Given problem: Your task is to tally the lines of the listing containing the word "茂密芳香的橘园" and report the figure alone.

Extracted material:

______________________________

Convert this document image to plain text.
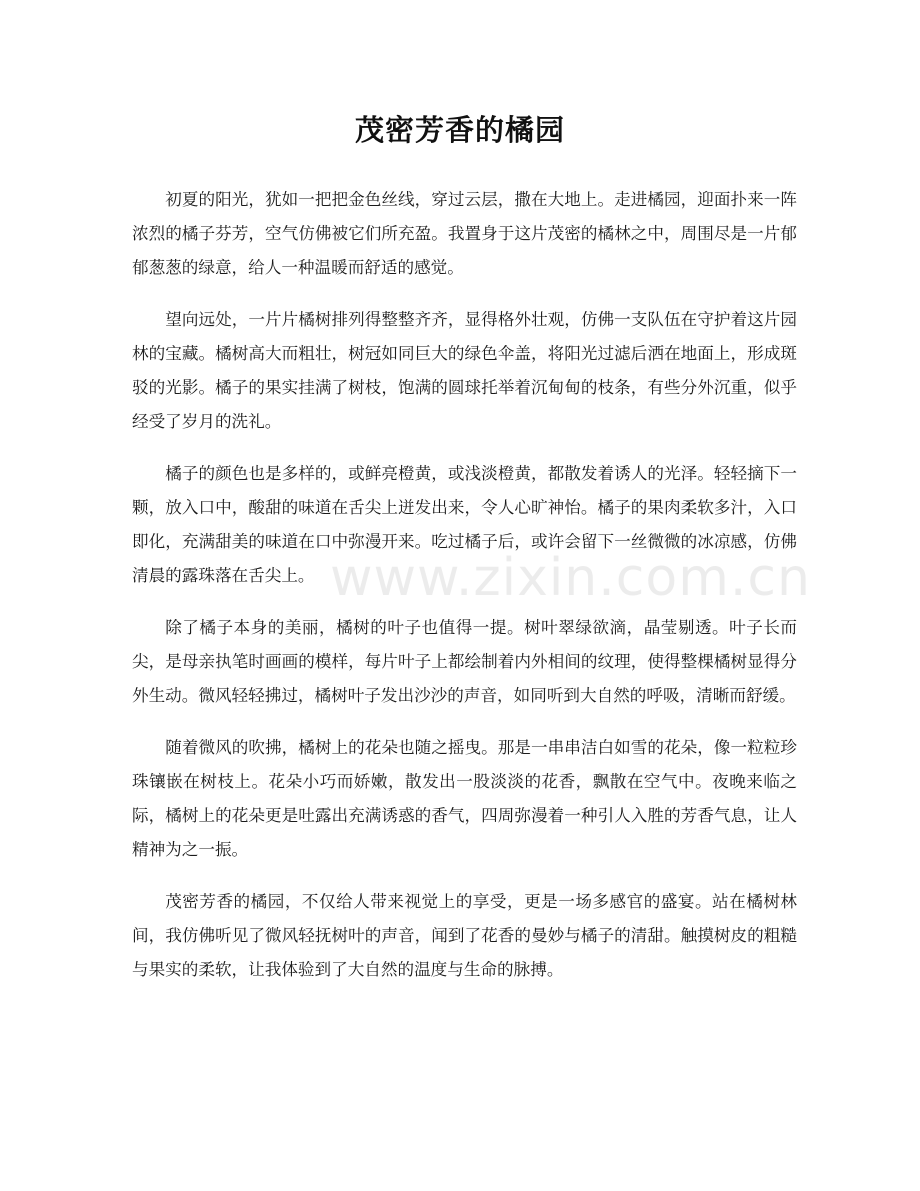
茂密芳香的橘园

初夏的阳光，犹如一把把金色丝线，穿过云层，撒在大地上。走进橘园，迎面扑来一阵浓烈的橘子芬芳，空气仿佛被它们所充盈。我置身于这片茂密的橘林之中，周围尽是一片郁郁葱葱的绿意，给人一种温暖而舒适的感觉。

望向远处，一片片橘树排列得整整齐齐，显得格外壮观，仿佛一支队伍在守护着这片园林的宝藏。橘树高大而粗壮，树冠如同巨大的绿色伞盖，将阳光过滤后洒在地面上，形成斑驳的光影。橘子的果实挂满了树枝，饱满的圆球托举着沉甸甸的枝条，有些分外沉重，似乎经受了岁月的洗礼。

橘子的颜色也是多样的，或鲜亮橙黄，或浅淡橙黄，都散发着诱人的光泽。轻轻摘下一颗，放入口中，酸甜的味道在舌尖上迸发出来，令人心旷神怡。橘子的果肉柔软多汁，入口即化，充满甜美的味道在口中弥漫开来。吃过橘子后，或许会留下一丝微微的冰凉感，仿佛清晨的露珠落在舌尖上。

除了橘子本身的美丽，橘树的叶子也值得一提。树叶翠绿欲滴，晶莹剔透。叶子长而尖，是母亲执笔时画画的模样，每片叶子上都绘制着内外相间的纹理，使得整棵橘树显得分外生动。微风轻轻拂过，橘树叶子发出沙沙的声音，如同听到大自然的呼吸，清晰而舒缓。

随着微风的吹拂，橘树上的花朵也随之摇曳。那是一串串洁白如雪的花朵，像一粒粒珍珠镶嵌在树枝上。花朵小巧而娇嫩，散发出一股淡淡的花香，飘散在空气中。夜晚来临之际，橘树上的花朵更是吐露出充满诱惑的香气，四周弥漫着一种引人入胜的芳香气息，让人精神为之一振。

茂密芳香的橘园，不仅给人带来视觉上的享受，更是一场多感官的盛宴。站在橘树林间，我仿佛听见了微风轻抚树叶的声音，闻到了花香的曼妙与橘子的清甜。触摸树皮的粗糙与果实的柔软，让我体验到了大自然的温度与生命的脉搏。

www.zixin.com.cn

______________________________

Task result: 2